* start *

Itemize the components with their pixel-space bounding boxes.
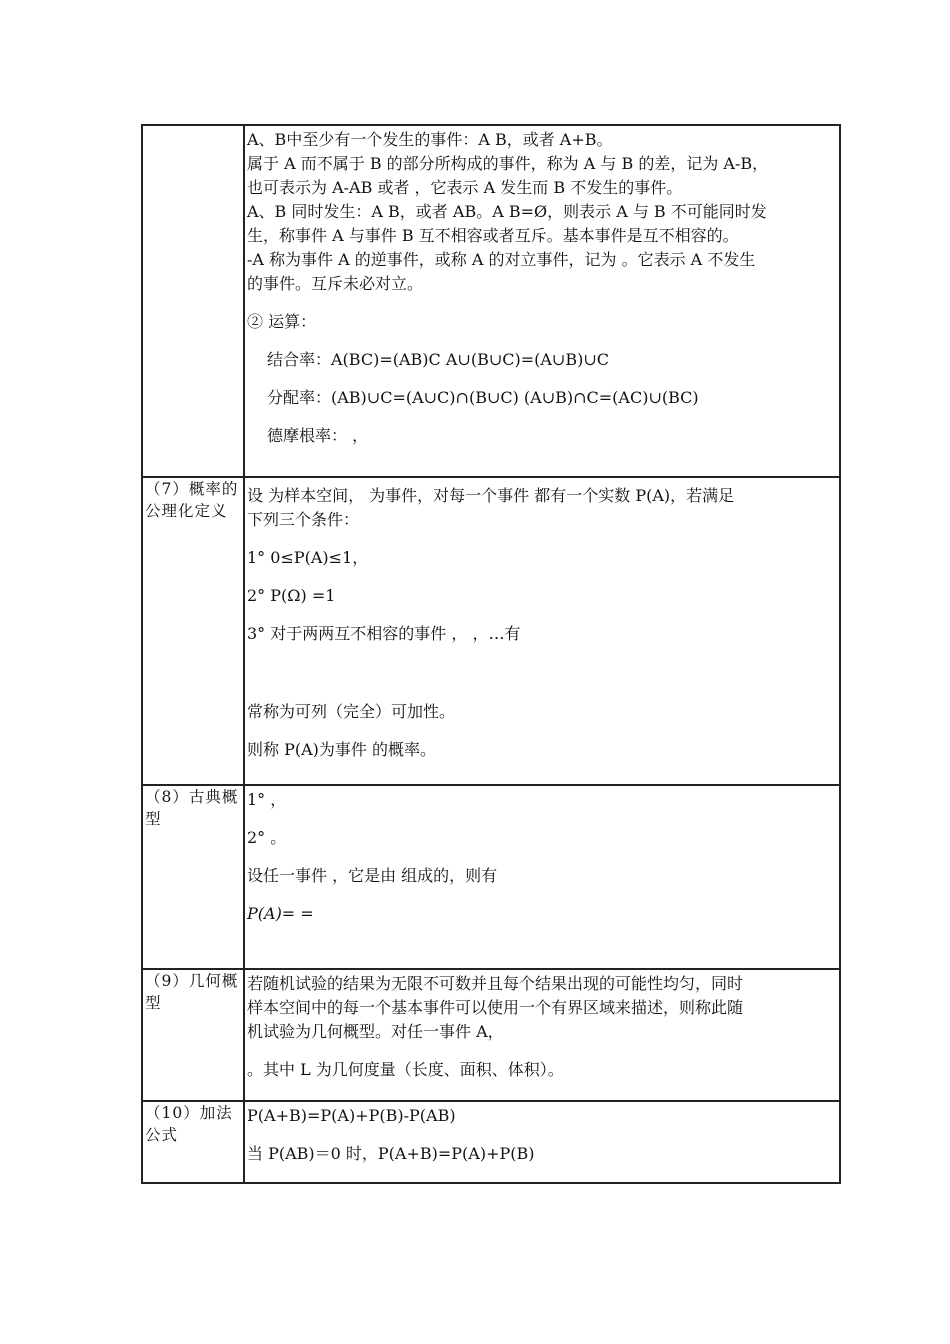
row-content bbox=[244, 785, 840, 969]
row-content bbox=[244, 969, 840, 1101]
row-content bbox=[244, 477, 840, 785]
text-line: 。其中 L 为几何度量（长度、面积、体积）。 bbox=[247, 1060, 564, 1079]
text-line: 德摩根率： ， bbox=[267, 426, 369, 445]
text-line: 则称 P(A)为事件 的概率。 bbox=[247, 740, 436, 759]
text-line: 结合率：A(BC)=(AB)C A∪(B∪C)=(A∪B)∪C bbox=[267, 350, 609, 369]
text-line: 2° 。 bbox=[247, 828, 287, 847]
text-line: 常称为可列（完全）可加性。 bbox=[247, 702, 456, 721]
text-line: -A 称为事件 A 的逆事件，或称 A 的对立事件，记为 。它表示 A 不发生 bbox=[247, 250, 756, 269]
table-row bbox=[142, 969, 840, 1101]
text-line: 分配率：(AB)∪C=(A∪C)∩(B∪C) (A∪B)∩C=(AC)∪(BC) bbox=[267, 388, 699, 407]
text-line: A、B 同时发生：A B，或者 AB。A B=Ø，则表示 A 与 B 不可能同时发 bbox=[247, 202, 767, 221]
text-line: 的事件。互斥未必对立。 bbox=[247, 274, 424, 293]
row-label: （10）加法公式 bbox=[142, 1101, 244, 1183]
text-line: 3° 对于两两互不相容的事件 ， ，…有 bbox=[247, 624, 521, 643]
table-row bbox=[142, 785, 840, 969]
text-line: 属于 A 而不属于 B 的部分所构成的事件，称为 A 与 B 的差，记为 A-B， bbox=[247, 154, 769, 173]
row-content bbox=[244, 125, 840, 477]
row-label bbox=[142, 125, 244, 477]
table-row bbox=[142, 1101, 840, 1183]
table-row bbox=[142, 125, 840, 477]
text-line: ② 运算： bbox=[247, 312, 317, 331]
text-line: 设 为样本空间， 为事件，对每一个事件 都有一个实数 P(A)，若满足 bbox=[247, 486, 735, 505]
row-content bbox=[244, 1101, 840, 1183]
probability-table bbox=[141, 124, 841, 1184]
table-row bbox=[142, 477, 840, 785]
text-line: 2° P(Ω) =1 bbox=[247, 586, 336, 605]
text-line: 1° ， bbox=[247, 790, 287, 809]
text-line: 若随机试验的结果为无限不可数并且每个结果出现的可能性均匀，同时 bbox=[247, 974, 744, 993]
text-line: 机试验为几何概型。对任一事件 A， bbox=[247, 1022, 504, 1041]
text-line: 样本空间中的每一个基本事件可以使用一个有界区域来描述，则称此随 bbox=[247, 998, 744, 1017]
text-line: 也可表示为 A-AB 或者 ，它表示 A 发生而 B 不发生的事件。 bbox=[247, 178, 683, 197]
text-line: P(A+B)=P(A)+P(B)-P(AB) bbox=[247, 1106, 456, 1125]
text-line: 设任一事件 ，它是由 组成的，则有 bbox=[247, 866, 498, 885]
text-line: P(A)= = bbox=[247, 904, 314, 923]
text-line: 下列三个条件： bbox=[247, 510, 360, 529]
text-line: 当 P(AB)＝0 时，P(A+B)=P(A)+P(B) bbox=[247, 1144, 535, 1163]
row-label: （8）古典概型 bbox=[142, 785, 244, 969]
text-line: 1° 0≤P(A)≤1， bbox=[247, 548, 369, 567]
text-line: A、B中至少有一个发生的事件：A B，或者 A+B。 bbox=[247, 130, 613, 149]
row-label: （9）几何概型 bbox=[142, 969, 244, 1101]
text-line: 生，称事件 A 与事件 B 互不相容或者互斥。基本事件是互不相容的。 bbox=[247, 226, 739, 245]
row-label: （7）概率的公理化定义 bbox=[142, 477, 244, 785]
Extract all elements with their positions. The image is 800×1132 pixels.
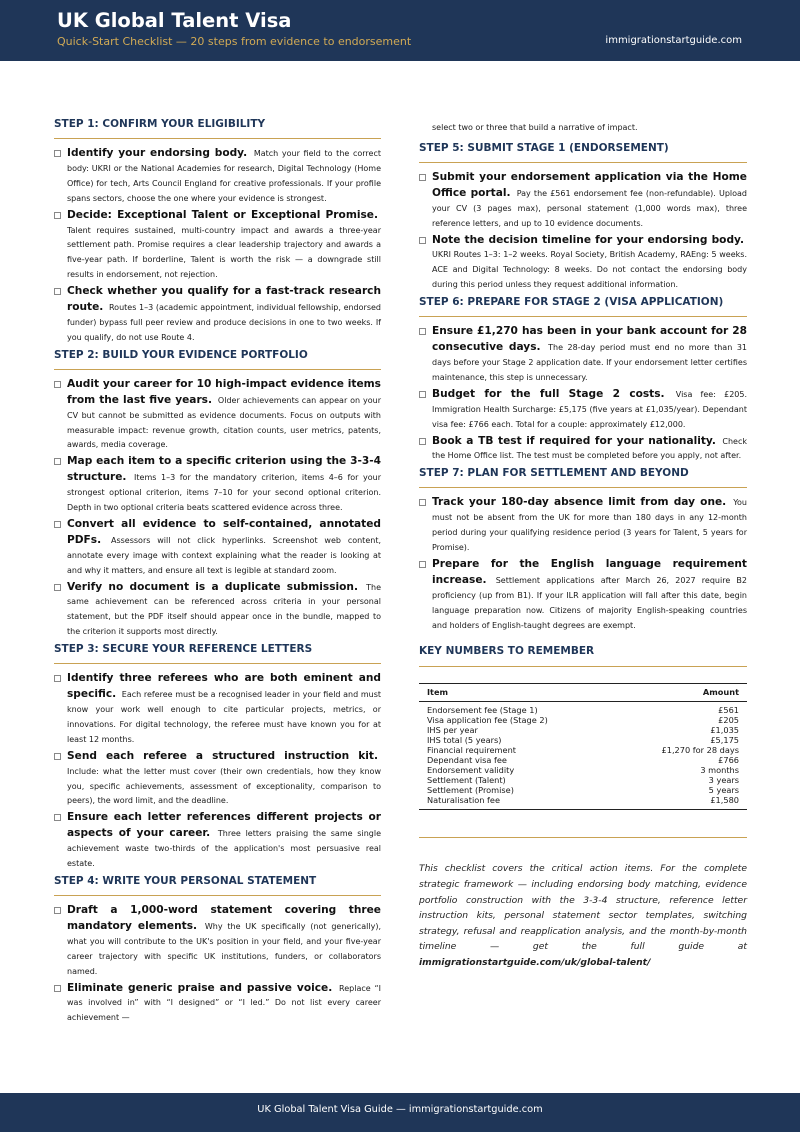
checkbox-icon[interactable] <box>54 675 61 682</box>
checkbox-icon[interactable] <box>54 212 61 219</box>
checkbox-icon[interactable] <box>54 907 61 914</box>
row-item: Endorsement fee (Stage 1) <box>427 705 538 716</box>
table-row <box>419 702 747 716</box>
checklist-item <box>54 517 381 579</box>
table-row <box>419 725 747 735</box>
row-item: IHS per year <box>427 725 478 736</box>
table-row <box>419 735 747 745</box>
item-title: Draft a 1,000-word statement covering three mandatory elements. <box>67 903 381 932</box>
step-heading: STEP 5: SUBMIT STAGE 1 (ENDORSEMENT) <box>419 142 747 163</box>
checklist-item <box>54 981 381 1027</box>
checklist-item <box>54 580 381 641</box>
document-title: UK Global Talent Visa <box>57 9 292 32</box>
table-row <box>419 795 747 810</box>
item-title: Decide: Exceptional Talent or Exceptional Promise. <box>67 208 378 221</box>
row-amount: £561 <box>718 705 739 716</box>
checklist-item <box>54 749 381 810</box>
checkbox-icon[interactable] <box>419 391 426 398</box>
step-7-section <box>419 467 747 633</box>
item-text: Talent requires sustained, multi-country impact and awards a three-year settlement path. Promise requires a clear leadership trajectory and awards a five-year path. If borderline, Talent is worth the risk — a downgrade still results in endorsement, not rejection. <box>67 225 381 280</box>
item-text: Routes 1–3 (academic appointment, individual fellowship, endorsed funder) bypass full peer review and produce decisions in one to two weeks. If you qualify, do not use Route 4. <box>67 303 381 342</box>
table-row <box>419 785 747 795</box>
item-title: Check whether you qualify for a fast-track research route. <box>67 285 381 314</box>
step-heading: STEP 6: PREPARE FOR STAGE 2 (VISA APPLICATION) <box>419 296 747 317</box>
item-title: Map each item to a specific criterion using the 3-3-4 structure. <box>67 455 381 484</box>
item-text: Replace “I was involved in” with “I designed” or “I led.” Do not list every career achievement — <box>67 983 381 1023</box>
header-website: immigrationstartguide.com <box>605 35 742 46</box>
item-text: Pay the £561 endorsement fee (non-refundable). Upload your CV (3 pages max), personal statement (1,000 words max), three reference letters, and up to 10 evidence documents. <box>432 188 747 228</box>
table-row <box>419 755 747 765</box>
page-footer: UK Global Talent Visa Guide — immigrationstartguide.com <box>0 1093 800 1132</box>
divider <box>419 837 747 838</box>
checkbox-icon[interactable] <box>419 328 426 335</box>
step-heading: STEP 4: WRITE YOUR PERSONAL STATEMENT <box>54 875 381 896</box>
row-amount: £1,035 <box>710 725 739 736</box>
row-amount: 3 months <box>700 765 739 776</box>
checklist-item <box>419 495 747 556</box>
item-title: Audit your career for 10 high-impact evidence items from the last five years. <box>67 377 381 406</box>
checklist-item <box>54 810 381 872</box>
note-text: This checklist covers the critical action items. For the complete strategic framework — including endorsing body matching, evidence portfolio construction with the 3-3-4 structure, reference letter instruction kits, personal statement sector templates, switching strategy, refusal and reapplication analysis, and the month-by-month timeline — get the full guide at <box>419 863 747 953</box>
row-item: IHS total (5 years) <box>427 735 502 746</box>
checkbox-icon[interactable] <box>419 174 426 181</box>
row-item: Dependant visa fee <box>427 755 507 766</box>
item-title: Ensure £1,270 has been in your bank account for 28 consecutive days. <box>432 325 747 354</box>
item-title: Ensure each letter references different projects or aspects of your career. <box>67 811 381 840</box>
checkbox-icon[interactable] <box>419 499 426 506</box>
checklist-item <box>54 208 381 284</box>
closing-note <box>419 861 747 970</box>
row-item: Financial requirement <box>427 745 516 756</box>
key-numbers-table <box>419 683 747 810</box>
right-column <box>419 121 747 971</box>
step-5-section <box>419 142 747 293</box>
page-header <box>0 0 800 61</box>
item-text: Assessors will not click hyperlinks. Screenshot web content, annotate every image with context explaining what the reader is looking at and why it matters, and ensure all text is legible at standard zoom. <box>67 535 381 575</box>
checklist-item <box>54 284 381 346</box>
row-amount: £1,270 for 28 days <box>661 745 739 756</box>
item-title: Prepare for the English language requirement increase. <box>432 557 747 586</box>
column-header-amount: Amount <box>614 684 747 702</box>
checklist-item <box>54 454 381 516</box>
checkbox-icon[interactable] <box>419 237 426 244</box>
item-title: Book a TB test if required for your nationality. <box>432 434 716 447</box>
step-1-section <box>54 118 381 346</box>
checklist-item <box>54 671 381 748</box>
row-amount: £1,580 <box>710 795 739 806</box>
checkbox-icon[interactable] <box>54 150 61 157</box>
checklist-item <box>419 557 747 634</box>
table-row <box>419 715 747 725</box>
checkbox-icon[interactable] <box>419 438 426 445</box>
table-row <box>419 775 747 785</box>
row-item: Visa application fee (Stage 2) <box>427 715 548 726</box>
checklist-item <box>54 146 381 207</box>
item-text: Older achievements can appear on your CV but cannot be submitted as evidence documents. Focus on outputs with measurable impact: revenue growth, citation counts, user metrics, patents, awards, media coverage. <box>67 395 381 450</box>
item-title: Submit your endorsement application via the Home Office portal. <box>432 170 747 199</box>
checkbox-icon[interactable] <box>54 288 61 295</box>
checkbox-icon[interactable] <box>419 561 426 568</box>
checklist-item <box>419 233 747 294</box>
checkbox-icon[interactable] <box>54 458 61 465</box>
item-text: You must not be absent from the UK for more than 180 days in any 12-month period during your qualifying residence period (3 years for Talent, 5 years for Promise). <box>432 498 747 553</box>
item-title: Identify three referees who are both eminent and specific. <box>67 672 381 701</box>
item-text: Match your field to the correct body: UKRI or the National Academies for research, Digital Technology (Home Office) for tech, Arts Council England for creative professionals. If your profile spans sectors, choose the one where your evidence is strongest. <box>67 149 381 203</box>
checkbox-icon[interactable] <box>54 584 61 591</box>
item-text: UKRI Routes 1–3: 1–2 weeks. Royal Society, British Academy, RAEng: 5 weeks. ACE and Digital Technology: 8 weeks. Do not contact the endorsing body during this period unless they request additional information. <box>432 250 747 290</box>
guide-link[interactable]: immigrationstartguide.com/uk/global-talent/ <box>419 957 651 969</box>
item-title: Identify your endorsing body. <box>67 147 248 159</box>
item-text: Items 1–3 for the mandatory criterion, items 4–6 for your strongest optional criterion, items 7–10 for your second optional criterion. Depth in two optional criteria beats scattered evidence across three. <box>67 473 382 513</box>
item-text: Visa fee: £205. Immigration Health Surcharge: £5,175 (five years at £1,035/year). Dependant visa fee: £766 each. Total for a couple: approximately £12,000. <box>432 389 748 429</box>
document-subtitle: Quick-Start Checklist — 20 steps from evidence to endorsement <box>57 35 412 48</box>
item-text: Include: what the letter must cover (their own credentials, how they know you, specific achievements, assessment of exceptionality, comparison to peers), the word limit, and the deadline. <box>67 766 381 806</box>
left-column <box>54 118 381 1029</box>
step-4-section <box>54 875 381 1026</box>
item-text: The same achievement can be referenced across criteria in your personal statement, but the PDF itself should appear once in the bundle, mapped to the criterion it supports most directly. <box>67 582 382 637</box>
checklist-item <box>419 170 747 232</box>
table-row <box>419 745 747 755</box>
item-text: Three letters praising the same single achievement waste two-thirds of the application's most persuasive real estate. <box>67 829 381 869</box>
item-text: Settlement applications after March 26, 2027 require B2 proficiency (up from B1). If your ILR application will fall after this date, begin language preparation now. Citizens of majority English-speaking countries and holders of English-taught degrees are exempt. <box>432 575 747 630</box>
checklist-item <box>54 377 381 454</box>
item-title: Verify no document is a duplicate submission. <box>67 580 358 593</box>
row-amount: 3 years <box>708 775 739 786</box>
key-numbers-heading: KEY NUMBERS TO REMEMBER <box>419 645 747 667</box>
row-amount: £205 <box>718 715 739 726</box>
item-title: Note the decision timeline for your endorsing body. <box>432 233 744 246</box>
item-title: Convert all evidence to self-contained, annotated PDFs. <box>67 517 381 546</box>
step-heading: STEP 3: SECURE YOUR REFERENCE LETTERS <box>54 643 381 664</box>
checkbox-icon[interactable] <box>54 985 61 992</box>
checklist-item <box>419 434 747 465</box>
row-amount: £766 <box>718 755 739 766</box>
item-text: Check the Home Office list. The test must be completed before you apply, not after. <box>432 436 747 461</box>
table-row <box>419 765 747 775</box>
item-text: The 28-day period must end no more than 31 days before your Stage 2 application date. If your endorsement letter certifies maintenance, this step is unnecessary. <box>432 343 747 382</box>
step-3-section <box>54 643 381 872</box>
checklist-item <box>419 324 747 386</box>
checkbox-icon[interactable] <box>54 381 61 388</box>
checklist-item <box>54 903 381 980</box>
checklist-item <box>419 387 747 433</box>
item-title: Track your 180-day absence limit from day one. <box>432 496 727 509</box>
item-text-continuation: select two or three that build a narrative of impact. <box>432 123 638 132</box>
item-title: Budget for the full Stage 2 costs. <box>432 387 665 400</box>
checkbox-icon[interactable] <box>54 521 61 528</box>
step-heading: STEP 1: CONFIRM YOUR ELIGIBILITY <box>54 118 381 139</box>
checkbox-icon[interactable] <box>54 814 61 821</box>
row-item: Settlement (Promise) <box>427 785 514 796</box>
item-text: Why the UK specifically (not generically), what you will contribute to the UK's position in your field, and your five-year career trajectory with specific UK institutions, funders, or collaborators named. <box>67 921 381 976</box>
row-item: Endorsement validity <box>427 765 515 776</box>
row-amount: £5,175 <box>710 735 739 746</box>
row-item: Naturalisation fee <box>427 795 500 806</box>
item-text: Each referee must be a recognised leader in your field and must know your work well enough to cite particular projects, metrics, or innovations. For digital technology, the referee must have known you for at least 12 months. <box>67 690 381 744</box>
item-title: Send each referee a structured instruction kit. <box>67 749 378 762</box>
row-amount: 5 years <box>708 785 739 796</box>
checkbox-icon[interactable] <box>54 753 61 760</box>
item-title: Eliminate generic praise and passive voice. <box>67 981 333 994</box>
step-2-section <box>54 349 381 640</box>
table-header-row <box>419 684 747 702</box>
step-6-section <box>419 296 747 464</box>
row-item: Settlement (Talent) <box>427 775 506 786</box>
step-heading: STEP 7: PLAN FOR SETTLEMENT AND BEYOND <box>419 467 747 488</box>
column-header-item: Item <box>419 684 614 702</box>
step-heading: STEP 2: BUILD YOUR EVIDENCE PORTFOLIO <box>54 349 381 370</box>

* end *

• Work to do
Tally the rows above that contain the word "requirement", and give only the number.

• Solution to this task
2